◆ PROBLEM STATEMENT
Pictures do not belong in the copy; restate the records below word for word.

◆ DATA EXCERPTS
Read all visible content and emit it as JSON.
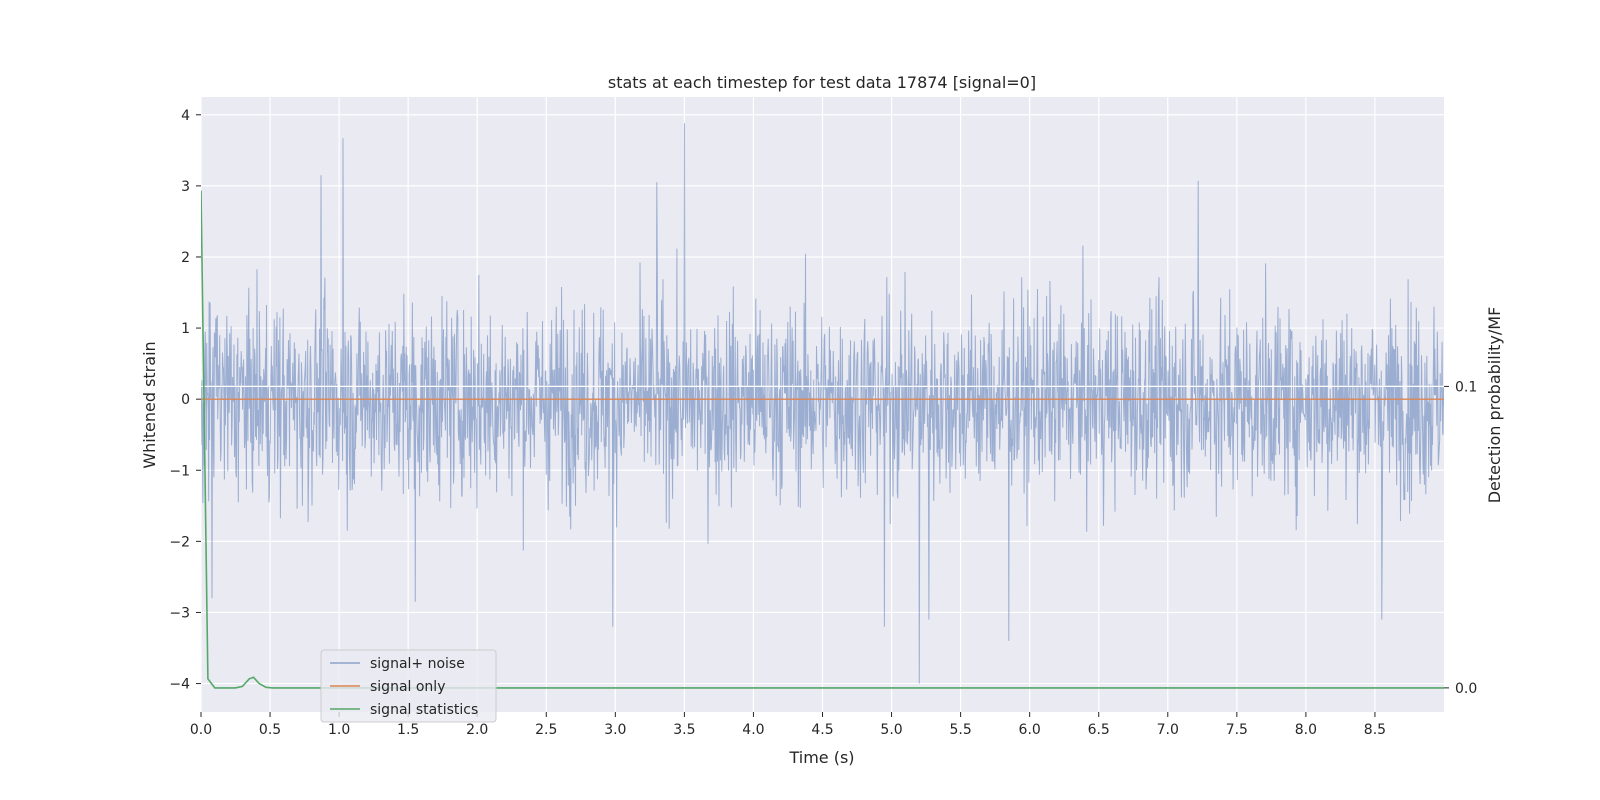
{
  "chart_data": {
    "type": "line",
    "title": "stats at each timestep for test data 17874 [signal=0]",
    "xlabel": "Time (s)",
    "ylabel": "Whitened strain",
    "ylabel_right": "Detection probability/MF",
    "xlim": [
      0.0,
      9.0
    ],
    "ylim": [
      -4.4,
      4.25
    ],
    "ylim_right": [
      -0.008,
      0.196
    ],
    "x_ticks": [
      0.0,
      0.5,
      1.0,
      1.5,
      2.0,
      2.5,
      3.0,
      3.5,
      4.0,
      4.5,
      5.0,
      5.5,
      6.0,
      6.5,
      7.0,
      7.5,
      8.0,
      8.5
    ],
    "x_tick_labels": [
      "0.0",
      "0.5",
      "1.0",
      "1.5",
      "2.0",
      "2.5",
      "3.0",
      "3.5",
      "4.0",
      "4.5",
      "5.0",
      "5.5",
      "6.0",
      "6.5",
      "7.0",
      "7.5",
      "8.0",
      "8.5"
    ],
    "y_ticks": [
      -4,
      -3,
      -2,
      -1,
      0,
      1,
      2,
      3,
      4
    ],
    "y_tick_labels": [
      "−4",
      "−3",
      "−2",
      "−1",
      "0",
      "1",
      "2",
      "3",
      "4"
    ],
    "y_ticks_right": [
      0.0,
      0.1
    ],
    "y_tick_labels_right": [
      "0.0",
      "0.1"
    ],
    "grid": true,
    "legend_position": "lower-left",
    "series": [
      {
        "name": "signal+ noise",
        "axis": "left",
        "color": "#4c72b0",
        "description": "dense noisy whitened strain, roughly between -2.5 and 2.5 with spikes",
        "x_range": [
          0.0,
          9.0
        ],
        "extremes": [
          {
            "x": 1.03,
            "y": 3.67
          },
          {
            "x": 0.87,
            "y": 3.15
          },
          {
            "x": 3.5,
            "y": 3.88
          },
          {
            "x": 3.3,
            "y": 3.05
          },
          {
            "x": 7.22,
            "y": 3.07
          },
          {
            "x": 5.2,
            "y": -4.0
          },
          {
            "x": 5.27,
            "y": -3.1
          },
          {
            "x": 5.85,
            "y": -3.4
          },
          {
            "x": 2.98,
            "y": -3.2
          },
          {
            "x": 4.95,
            "y": -3.2
          },
          {
            "x": 8.55,
            "y": -3.1
          },
          {
            "x": 1.55,
            "y": -2.85
          },
          {
            "x": 0.08,
            "y": -2.8
          }
        ]
      },
      {
        "name": "signal only",
        "axis": "left",
        "color": "#dd8452",
        "x": [
          0.0,
          9.0
        ],
        "y": [
          0.0,
          0.0
        ]
      },
      {
        "name": "signal statistics",
        "axis": "right",
        "color": "#55a868",
        "x": [
          0.0,
          0.05,
          0.1,
          0.15,
          0.2,
          0.25,
          0.3,
          0.35,
          0.38,
          0.42,
          0.47,
          0.52,
          9.0
        ],
        "y": [
          0.165,
          0.003,
          0.0,
          0.0,
          0.0,
          0.0,
          0.0005,
          0.003,
          0.0035,
          0.0015,
          0.0002,
          0.0,
          0.0
        ]
      }
    ],
    "reference_lines": [
      {
        "axis": "right",
        "y": 0.1,
        "color": "#ffffff"
      }
    ]
  }
}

◆ ANSWER FOR THIS EXERCISE
Read all visible content and emit it as JSON.
{
  "chart_data": {
    "type": "line",
    "title": "stats at each timestep for test data 17874 [signal=0]",
    "xlabel": "Time (s)",
    "ylabel": "Whitened strain",
    "ylabel_right": "Detection probability/MF",
    "xlim": [
      0.0,
      9.0
    ],
    "ylim": [
      -4.4,
      4.25
    ],
    "ylim_right": [
      -0.008,
      0.196
    ],
    "x_ticks": [
      0.0,
      0.5,
      1.0,
      1.5,
      2.0,
      2.5,
      3.0,
      3.5,
      4.0,
      4.5,
      5.0,
      5.5,
      6.0,
      6.5,
      7.0,
      7.5,
      8.0,
      8.5
    ],
    "x_tick_labels": [
      "0.0",
      "0.5",
      "1.0",
      "1.5",
      "2.0",
      "2.5",
      "3.0",
      "3.5",
      "4.0",
      "4.5",
      "5.0",
      "5.5",
      "6.0",
      "6.5",
      "7.0",
      "7.5",
      "8.0",
      "8.5"
    ],
    "y_ticks": [
      -4,
      -3,
      -2,
      -1,
      0,
      1,
      2,
      3,
      4
    ],
    "y_tick_labels": [
      "−4",
      "−3",
      "−2",
      "−1",
      "0",
      "1",
      "2",
      "3",
      "4"
    ],
    "y_ticks_right": [
      0.0,
      0.1
    ],
    "y_tick_labels_right": [
      "0.0",
      "0.1"
    ],
    "grid": true,
    "legend_position": "lower-left",
    "series": [
      {
        "name": "signal+ noise",
        "axis": "left",
        "color": "#4c72b0",
        "description": "dense noisy whitened strain, roughly between -2.5 and 2.5 with spikes",
        "x_range": [
          0.0,
          9.0
        ],
        "extremes": [
          {
            "x": 1.03,
            "y": 3.67
          },
          {
            "x": 0.87,
            "y": 3.15
          },
          {
            "x": 3.5,
            "y": 3.88
          },
          {
            "x": 3.3,
            "y": 3.05
          },
          {
            "x": 7.22,
            "y": 3.07
          },
          {
            "x": 5.2,
            "y": -4.0
          },
          {
            "x": 5.27,
            "y": -3.1
          },
          {
            "x": 5.85,
            "y": -3.4
          },
          {
            "x": 2.98,
            "y": -3.2
          },
          {
            "x": 4.95,
            "y": -3.2
          },
          {
            "x": 8.55,
            "y": -3.1
          },
          {
            "x": 1.55,
            "y": -2.85
          },
          {
            "x": 0.08,
            "y": -2.8
          }
        ]
      },
      {
        "name": "signal only",
        "axis": "left",
        "color": "#dd8452",
        "x": [
          0.0,
          9.0
        ],
        "y": [
          0.0,
          0.0
        ]
      },
      {
        "name": "signal statistics",
        "axis": "right",
        "color": "#55a868",
        "x": [
          0.0,
          0.05,
          0.1,
          0.15,
          0.2,
          0.25,
          0.3,
          0.35,
          0.38,
          0.42,
          0.47,
          0.52,
          9.0
        ],
        "y": [
          0.165,
          0.003,
          0.0,
          0.0,
          0.0,
          0.0,
          0.0005,
          0.003,
          0.0035,
          0.0015,
          0.0002,
          0.0,
          0.0
        ]
      }
    ],
    "reference_lines": [
      {
        "axis": "right",
        "y": 0.1,
        "color": "#ffffff"
      }
    ]
  }
}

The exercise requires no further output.